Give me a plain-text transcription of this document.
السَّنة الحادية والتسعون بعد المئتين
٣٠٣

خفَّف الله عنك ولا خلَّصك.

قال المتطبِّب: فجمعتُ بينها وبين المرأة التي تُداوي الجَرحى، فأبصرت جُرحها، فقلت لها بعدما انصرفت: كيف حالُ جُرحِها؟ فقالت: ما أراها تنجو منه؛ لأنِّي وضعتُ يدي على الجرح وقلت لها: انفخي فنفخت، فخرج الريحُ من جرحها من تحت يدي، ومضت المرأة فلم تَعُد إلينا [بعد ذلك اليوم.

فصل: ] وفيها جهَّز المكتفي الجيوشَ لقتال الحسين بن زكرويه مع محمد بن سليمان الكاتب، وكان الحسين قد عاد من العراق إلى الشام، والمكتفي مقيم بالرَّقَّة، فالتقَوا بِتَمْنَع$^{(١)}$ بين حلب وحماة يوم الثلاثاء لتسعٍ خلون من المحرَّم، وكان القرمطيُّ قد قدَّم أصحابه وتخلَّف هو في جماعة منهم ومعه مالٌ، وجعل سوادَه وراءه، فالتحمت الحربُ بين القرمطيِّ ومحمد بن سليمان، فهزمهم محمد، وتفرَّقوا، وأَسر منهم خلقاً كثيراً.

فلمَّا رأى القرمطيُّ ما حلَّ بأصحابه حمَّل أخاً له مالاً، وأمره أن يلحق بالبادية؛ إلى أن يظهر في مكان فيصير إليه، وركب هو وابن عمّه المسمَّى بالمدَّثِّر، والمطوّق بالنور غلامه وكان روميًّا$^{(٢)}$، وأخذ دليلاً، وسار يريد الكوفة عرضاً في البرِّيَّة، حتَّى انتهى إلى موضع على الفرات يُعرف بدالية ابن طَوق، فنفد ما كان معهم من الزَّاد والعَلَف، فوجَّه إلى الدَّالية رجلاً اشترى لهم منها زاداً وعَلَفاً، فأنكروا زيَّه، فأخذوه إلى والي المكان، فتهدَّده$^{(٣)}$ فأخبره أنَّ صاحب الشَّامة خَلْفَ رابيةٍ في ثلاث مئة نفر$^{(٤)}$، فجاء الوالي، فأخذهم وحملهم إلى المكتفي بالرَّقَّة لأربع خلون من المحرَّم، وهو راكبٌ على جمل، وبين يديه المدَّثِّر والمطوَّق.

+ + + + + + +

Check each line above for the string "القرمطي", then copy the ones that have it.

-- Task result --
فصل: ] وفيها جهَّز المكتفي الجيوشَ لقتال الحسين بن زكرويه مع محمد بن سليمان الكاتب، وكان الحسين قد عاد من العراق إلى الشام، والمكتفي مقيم بالرَّقَّة، فالتقَوا بِتَمْنَع$^{(١)}$ بين حلب وحماة يوم الثلاثاء لتسعٍ خلون من المحرَّم، وكان القرمطيُّ قد قدَّم أصحابه وتخلَّف هو في جماعة منهم ومعه مالٌ، وجعل سوادَه وراءه، فالتحمت الحربُ بين القرمطيِّ ومحمد بن سليمان، فهزمهم محمد، وتفرَّقوا، وأَسر منهم خلقاً كثيراً.
فلمَّا رأى القرمطيُّ ما حلَّ بأصحابه حمَّل أخاً له مالاً، وأمره أن يلحق بالبادية؛ إلى أن يظهر في مكان فيصير إليه، وركب هو وابن عمّه المسمَّى بالمدَّثِّر، والمطوّق بالنور غلامه وكان روميًّا$^{(٢)}$، وأخذ دليلاً، وسار يريد الكوفة عرضاً في البرِّيَّة، حتَّى انتهى إلى موضع على الفرات يُعرف بدالية ابن طَوق، فنفد ما كان معهم من الزَّاد والعَلَف، فوجَّه إلى الدَّالية رجلاً اشترى لهم منها زاداً وعَلَفاً، فأنكروا زيَّه، فأخذوه إلى والي المكان، فتهدَّده$^{(٣)}$ فأخبره أنَّ صاحب الشَّامة خَلْفَ رابيةٍ في ثلاث مئة نفر$^{(٤)}$، فجاء الوالي، فأخذهم وحملهم إلى المكتفي بالرَّقَّة لأربع خلون من المحرَّم، وهو راكبٌ على جمل، وبين يديه المدَّثِّر والمطوَّق.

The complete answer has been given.